0
votes

I am looking to gain some insight into my data. I am converting them into VSM using sklearn PCA and plotting them to a matplotlib graph. THis involves

  1. Casting the documents to a number matrix using pipeline

    test = pipeline.fit_transform(docs).todense()
    
  2. Fitting it to my model

    pca = PCA().fit(test)
    
  3. Then I am converting it using transform

        data = pca.transform(test)
    
  4. Finally I am plotting the results using Matplotlib

       plt.scatter(data[:,0], data[:,1], c = categories)
    

My question is this: How do I take new sentences and determine where they would lie in relation to the other documents plotted. Using an X to mark their relative positions ?

Thanks

1

1 Answers

1
votes
  1. Also cast the new documents to a numeric array

    new = pipeline.transform(new_docs).todense()

════

### [Problem 1]
In the PCA forum thread, what mark does the asker want to use to show the relative positions of the new sentences?
### [Problem 2]
Please write the next part of the PCA forum thread, starting right after its last line.

### [Data block]
════

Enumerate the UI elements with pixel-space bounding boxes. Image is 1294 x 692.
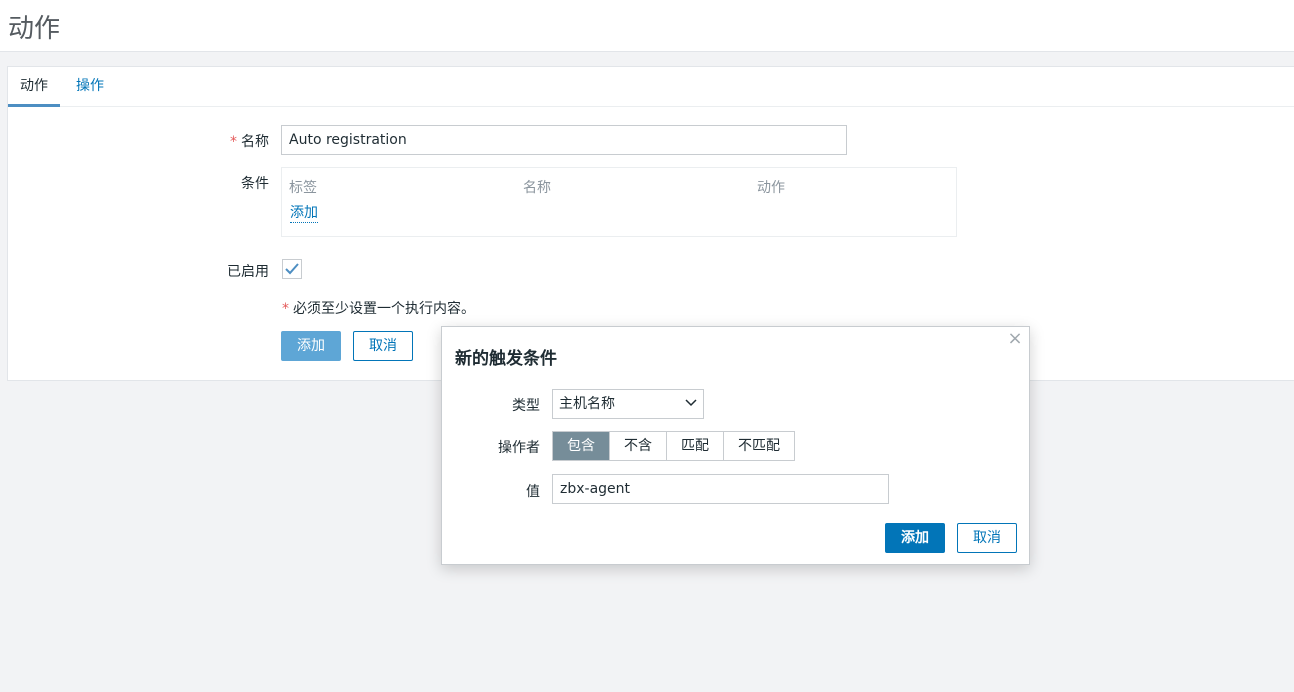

════

### [Reply 1]
An X.

### [Reply 2]
    

    Note that this uses the pipeline with the previously fitted parameters, hence it's pipeline.transform, not pipeline.fit_transform.

  2. Transform the new data using the previously fitted pca.

    new_data = pca.transform(new)
    

    This will transform the new data to the same PC-space as the original data.

  3. Add the new data to the plot using a second scatter.

    plt.scatter(data[:,0], data[:,1], c = categories)
    plt.scatter(new_data[:,0], new_data[:,1], marker = 'x')
    plt.show()